(PROVIDED ENTRIES):
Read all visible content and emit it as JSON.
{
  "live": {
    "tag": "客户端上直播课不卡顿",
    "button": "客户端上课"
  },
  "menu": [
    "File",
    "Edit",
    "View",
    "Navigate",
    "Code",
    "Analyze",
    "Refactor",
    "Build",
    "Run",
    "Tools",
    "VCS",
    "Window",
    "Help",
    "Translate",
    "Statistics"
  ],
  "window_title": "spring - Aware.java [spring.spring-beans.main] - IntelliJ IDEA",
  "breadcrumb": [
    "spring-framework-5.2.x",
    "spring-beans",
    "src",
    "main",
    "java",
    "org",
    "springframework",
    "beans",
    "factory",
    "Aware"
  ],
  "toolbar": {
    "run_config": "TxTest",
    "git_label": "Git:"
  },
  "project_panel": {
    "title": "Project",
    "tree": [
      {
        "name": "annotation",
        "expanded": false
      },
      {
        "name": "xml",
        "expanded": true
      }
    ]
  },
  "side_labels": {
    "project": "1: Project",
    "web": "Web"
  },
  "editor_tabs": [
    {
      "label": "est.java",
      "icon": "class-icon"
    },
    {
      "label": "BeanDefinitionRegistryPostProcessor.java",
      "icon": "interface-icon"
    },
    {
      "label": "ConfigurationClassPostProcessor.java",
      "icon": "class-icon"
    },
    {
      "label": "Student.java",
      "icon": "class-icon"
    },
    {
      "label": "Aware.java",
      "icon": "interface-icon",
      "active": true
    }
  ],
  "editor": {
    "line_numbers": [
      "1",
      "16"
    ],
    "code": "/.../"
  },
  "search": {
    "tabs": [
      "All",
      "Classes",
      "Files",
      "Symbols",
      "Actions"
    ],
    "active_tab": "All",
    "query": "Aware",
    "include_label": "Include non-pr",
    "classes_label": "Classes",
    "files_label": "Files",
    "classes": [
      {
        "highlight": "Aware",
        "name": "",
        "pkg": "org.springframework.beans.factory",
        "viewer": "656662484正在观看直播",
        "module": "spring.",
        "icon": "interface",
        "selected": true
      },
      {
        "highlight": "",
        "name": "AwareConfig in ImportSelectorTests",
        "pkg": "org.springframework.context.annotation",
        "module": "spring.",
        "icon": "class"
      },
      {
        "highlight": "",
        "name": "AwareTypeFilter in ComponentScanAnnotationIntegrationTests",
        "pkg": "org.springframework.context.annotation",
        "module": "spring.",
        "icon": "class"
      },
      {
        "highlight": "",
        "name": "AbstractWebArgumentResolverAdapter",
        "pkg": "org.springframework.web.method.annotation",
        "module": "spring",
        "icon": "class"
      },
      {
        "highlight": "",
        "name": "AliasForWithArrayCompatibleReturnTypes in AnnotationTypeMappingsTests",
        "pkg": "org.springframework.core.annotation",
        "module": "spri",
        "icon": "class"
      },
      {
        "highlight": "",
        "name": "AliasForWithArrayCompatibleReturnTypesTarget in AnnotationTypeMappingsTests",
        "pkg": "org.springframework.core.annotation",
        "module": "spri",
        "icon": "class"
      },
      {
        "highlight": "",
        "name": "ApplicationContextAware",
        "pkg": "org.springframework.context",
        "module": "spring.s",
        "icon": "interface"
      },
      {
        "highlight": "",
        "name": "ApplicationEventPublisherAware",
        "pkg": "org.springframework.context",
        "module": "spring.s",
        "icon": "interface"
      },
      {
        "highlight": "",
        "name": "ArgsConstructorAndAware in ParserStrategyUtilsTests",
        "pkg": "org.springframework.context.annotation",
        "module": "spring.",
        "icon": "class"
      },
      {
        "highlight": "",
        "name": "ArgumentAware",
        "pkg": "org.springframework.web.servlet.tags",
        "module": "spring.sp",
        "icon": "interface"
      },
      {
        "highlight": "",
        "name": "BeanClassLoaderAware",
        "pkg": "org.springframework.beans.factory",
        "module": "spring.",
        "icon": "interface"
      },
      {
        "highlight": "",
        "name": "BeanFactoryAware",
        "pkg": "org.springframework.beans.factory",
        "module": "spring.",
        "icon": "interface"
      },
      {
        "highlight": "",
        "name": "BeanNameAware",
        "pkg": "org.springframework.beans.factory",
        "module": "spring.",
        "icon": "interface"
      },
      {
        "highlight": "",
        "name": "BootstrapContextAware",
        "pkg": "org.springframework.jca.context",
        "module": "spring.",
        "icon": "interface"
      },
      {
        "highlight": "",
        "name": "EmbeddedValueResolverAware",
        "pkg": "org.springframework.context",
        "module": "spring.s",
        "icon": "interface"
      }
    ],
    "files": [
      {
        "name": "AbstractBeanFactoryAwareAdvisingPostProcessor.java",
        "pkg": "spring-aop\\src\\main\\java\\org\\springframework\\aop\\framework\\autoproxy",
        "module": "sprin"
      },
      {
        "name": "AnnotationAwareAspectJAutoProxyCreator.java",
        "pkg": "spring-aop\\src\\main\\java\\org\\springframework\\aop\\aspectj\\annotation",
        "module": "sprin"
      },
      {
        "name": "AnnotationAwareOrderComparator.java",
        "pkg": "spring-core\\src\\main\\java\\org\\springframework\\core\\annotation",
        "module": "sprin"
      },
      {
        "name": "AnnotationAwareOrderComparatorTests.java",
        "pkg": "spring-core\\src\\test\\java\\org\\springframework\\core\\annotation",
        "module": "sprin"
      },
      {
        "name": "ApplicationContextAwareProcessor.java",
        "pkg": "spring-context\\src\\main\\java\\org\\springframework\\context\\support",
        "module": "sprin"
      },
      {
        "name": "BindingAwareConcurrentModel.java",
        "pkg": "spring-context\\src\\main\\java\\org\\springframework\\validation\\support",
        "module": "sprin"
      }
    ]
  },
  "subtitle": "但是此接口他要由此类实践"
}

(PROBLEM DETAILS): From the listing above, pick out each line where the word "true" appears.

(THE OUTPUT):
        "expanded": true
      "active": true
        "selected": true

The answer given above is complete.